PROVIDED TEXT:
____

Iraq and Gulf Analysis

Maliki’s Kurdish Dilemma

Posted by Reidar Visser on Wednesday, 28 May 2014 14:16

A world without Usama al-Nujayfi, Ayyad Allawi, Ammar al-Hakim and Mutqada al-Sadr. Surely that must be one of the most pleasant dreams that could happen in the head of Iraq’s prime minister, Nuri al-Maliki these days?

In fact, given political developments during the weeks since the announcement of the uncertified election result, Maliki has quite good chances for such a dream to become reality. Crucially, though, that dream would have to include a personality Maliki probably would have preferred to shut out along with the others: Masud Barzani, the president of the Kurdish federal region.

What has happened is as follows. In the uncertified election result there were 92 straightforward State of Law winners and another 3 State of Law affiliated people running on various pan-Shia lists in the Shiite-minority provinces in the north. Subsequently, Maliki has been formally joined by smaller Shiite parties such as Solidarity in Iraq (1 seat in Dhi Qar), the Just State (1 seat), Professionals and Masses (2 seats), Loyalty to Iraq (2 seats in Najaf). Additionally, support for Maliki from the Sadiqun movement affiliated with Asaeb Ahl al-Haqq (1 seat) is a foregone conclusion since probably no one else wants to have anything to do with that controversial movement.

____

RECORD SET:
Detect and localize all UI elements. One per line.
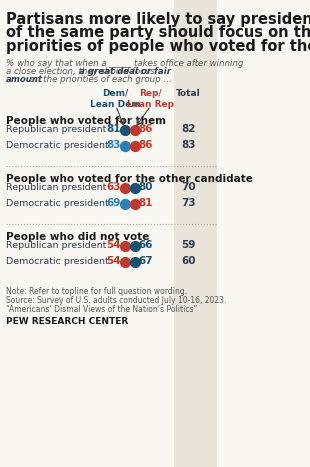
Text: Source: Survey of U.S. adults conducted July 10-16, 2023.: Source: Survey of U.S. adults conducted …	[6, 296, 226, 305]
Point	[122, 200, 127, 207]
Text: priorities of people who voted for them: priorities of people who voted for them	[6, 39, 310, 54]
Text: People who voted for them: People who voted for them	[6, 115, 166, 126]
Point	[122, 126, 127, 133]
Text: 86: 86	[139, 141, 153, 150]
Text: a great deal or fair: a great deal or fair	[79, 67, 171, 76]
Text: 54: 54	[106, 256, 121, 267]
Text: Democratic president: Democratic president	[6, 257, 108, 266]
Text: of the same party should focus on the: of the same party should focus on the	[6, 26, 310, 41]
Text: 83: 83	[106, 141, 121, 150]
Text: Democratic president: Democratic president	[6, 199, 108, 208]
Text: on the priorities of each group …: on the priorities of each group …	[27, 76, 172, 85]
Text: Dem/
Lean Dem: Dem/ Lean Dem	[91, 89, 141, 109]
Text: PEW RESEARCH CENTER: PEW RESEARCH CENTER	[6, 317, 128, 326]
Text: Partisans more likely to say presidents: Partisans more likely to say presidents	[6, 12, 310, 27]
Text: “Americans’ Dismal Views of the Nation’s Politics”: “Americans’ Dismal Views of the Nation’s…	[6, 304, 197, 313]
Text: People who did not vote: People who did not vote	[6, 232, 149, 241]
Text: 69: 69	[106, 198, 121, 208]
Text: 73: 73	[181, 198, 196, 208]
Text: 81: 81	[139, 198, 153, 208]
Text: Democratic president: Democratic president	[6, 141, 108, 150]
Text: 59: 59	[181, 241, 196, 250]
Text: % who say that when a _____ takes office after winning: % who say that when a _____ takes office…	[6, 58, 243, 68]
Text: 81: 81	[106, 125, 121, 134]
Text: 70: 70	[181, 183, 196, 192]
Text: 63: 63	[106, 183, 121, 192]
Point	[132, 126, 137, 133]
Text: Total: Total	[176, 89, 201, 98]
Point	[122, 258, 127, 265]
Point	[132, 258, 137, 265]
Point	[132, 200, 137, 207]
Text: Republican president: Republican president	[6, 125, 106, 134]
Text: 86: 86	[139, 125, 153, 134]
Point	[122, 142, 127, 149]
Point	[132, 142, 137, 149]
Bar	[174, 0, 217, 467]
Text: amount: amount	[6, 76, 43, 85]
Text: 80: 80	[139, 183, 153, 192]
Text: 82: 82	[181, 125, 196, 134]
Text: Note: Refer to topline for full question wording.: Note: Refer to topline for full question…	[6, 288, 187, 297]
Point	[122, 242, 127, 249]
Text: 66: 66	[139, 241, 153, 250]
Point	[132, 184, 137, 191]
Text: 54: 54	[106, 241, 121, 250]
Text: Republican president: Republican president	[6, 241, 106, 250]
Text: Republican president: Republican president	[6, 183, 106, 192]
Text: 67: 67	[139, 256, 153, 267]
Text: 83: 83	[181, 141, 196, 150]
Text: 60: 60	[181, 256, 196, 267]
Point	[122, 184, 127, 191]
Text: People who voted for the other candidate: People who voted for the other candidate	[6, 174, 252, 184]
Text: a close election, they should focus: a close election, they should focus	[6, 67, 157, 76]
Text: Rep/
Lean Rep: Rep/ Lean Rep	[127, 89, 174, 109]
Point	[132, 242, 137, 249]
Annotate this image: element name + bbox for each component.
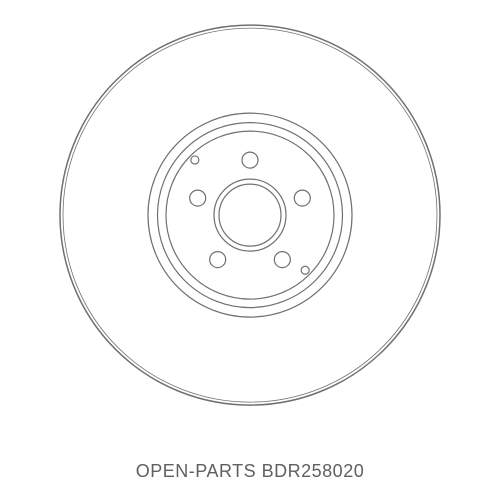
disc-svg	[50, 15, 450, 415]
part-number-label: BDR258020	[262, 461, 365, 481]
brand-label: OPEN-PARTS	[136, 461, 256, 481]
brake-disc-diagram	[50, 15, 450, 420]
caption: OPEN-PARTS BDR258020	[0, 461, 500, 482]
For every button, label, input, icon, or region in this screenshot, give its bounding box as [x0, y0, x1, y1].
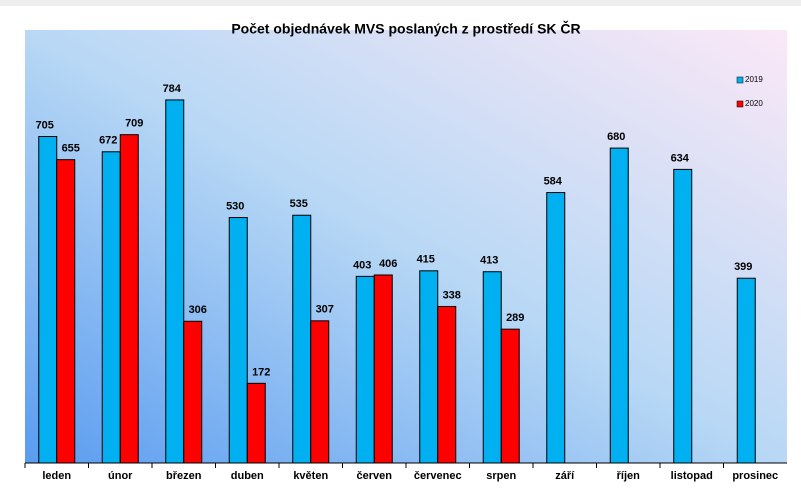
x-tick-label: únor: [108, 470, 133, 482]
data-label: 172: [252, 366, 270, 378]
top-strip: [0, 0, 801, 6]
bar: [310, 320, 330, 464]
bar: [673, 168, 693, 464]
x-tick-label: srpen: [486, 470, 516, 482]
bar: [437, 305, 457, 464]
x-tick-label: listopad: [671, 470, 713, 482]
legend-label: 2019: [745, 75, 763, 84]
data-label: 784: [163, 83, 182, 95]
bar: [119, 134, 139, 464]
bar: [482, 271, 502, 464]
data-label: 655: [62, 143, 80, 155]
bar: [246, 382, 266, 464]
data-label: 535: [290, 198, 308, 210]
bar: [165, 99, 185, 464]
data-label: 634: [671, 152, 690, 164]
x-tick-label: březen: [166, 470, 202, 482]
data-label: 307: [316, 304, 334, 316]
x-tick-label: červenec: [414, 470, 462, 482]
data-label: 403: [353, 259, 371, 271]
data-label: 672: [99, 135, 117, 147]
bar: [38, 136, 58, 464]
data-label: 415: [417, 254, 435, 266]
data-label: 413: [480, 255, 498, 267]
x-tick-label: duben: [231, 470, 264, 482]
x-tick-label: leden: [42, 470, 71, 482]
x-tick-label: červen: [357, 470, 393, 482]
x-tick-label: říjen: [617, 470, 641, 482]
bar: [500, 328, 520, 464]
bar: [419, 270, 439, 464]
x-tick-label: prosinec: [732, 470, 778, 482]
data-label: 399: [734, 261, 752, 273]
bar: [228, 217, 248, 464]
bar: [101, 151, 121, 464]
data-label: 584: [544, 175, 563, 187]
x-tick-label: září: [555, 470, 575, 482]
bar: [56, 159, 76, 464]
data-label: 705: [36, 119, 54, 131]
bar: [609, 147, 629, 464]
bar: [736, 277, 756, 464]
data-label: 680: [607, 131, 625, 143]
data-label: 306: [189, 304, 207, 316]
legend-swatch: [736, 100, 744, 108]
legend-swatch: [736, 76, 744, 84]
bar: [355, 275, 375, 464]
data-label: 709: [125, 118, 143, 130]
bar: [292, 214, 312, 464]
data-label: 338: [443, 289, 461, 301]
plot-area: [25, 30, 787, 463]
bar: [183, 320, 203, 464]
data-label: 289: [506, 312, 524, 324]
legend-label: 2020: [745, 99, 763, 108]
x-tick-label: květen: [293, 470, 328, 482]
data-label: 406: [379, 258, 397, 270]
bar: [546, 192, 566, 464]
chart-title: Počet objednávek MVS poslaných z prostře…: [231, 20, 580, 37]
data-label: 530: [226, 200, 244, 212]
bar: [373, 274, 393, 464]
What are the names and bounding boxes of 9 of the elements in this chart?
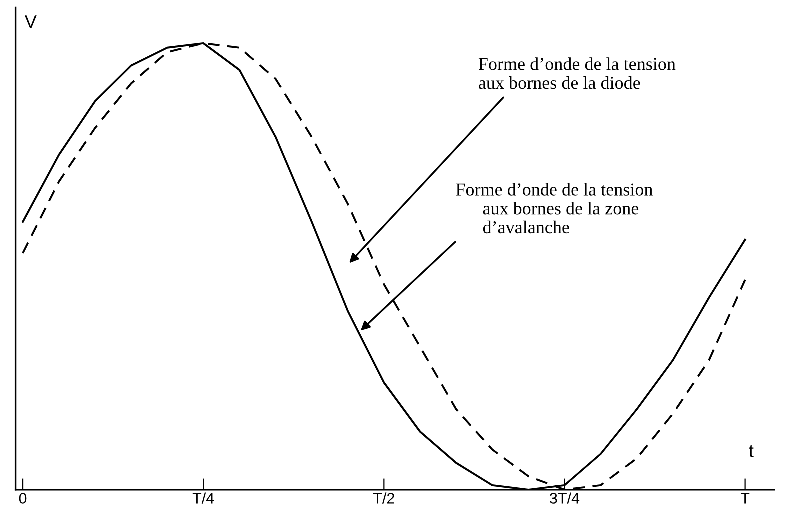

____

THE PROBLEM: Write the next part of the post on Maliki's Kurdish dilemma, picking up after its final sentence. The records play no part in what is asked here.

RIGHT ANSWER:
That’s 102 seats. For their part, the combined parliamentary strength of the Kurds is mostly assessed to be above 60 seats, certainly if pro-Kurdish minority representatives from the north are included. Accordingly, Maliki and the Kurds are now so close to securing the absolute majority needed to seat a new government (165 seats) that it would be very easy for them to secure a few extra MPs without having to involve any other big bloc. Also, by virtue of their relatively disciplined parliamentary contingent, the Kurds are probably in a better position to deliver actual votes to Maliki in parliament than any combination of smaller Arab-dominated parties would be able to. All of this is different from 2010, when State of Law plus the Kurds would have fallen short of 163 votes, the absolute-majority mark in the 325-member parliament back then.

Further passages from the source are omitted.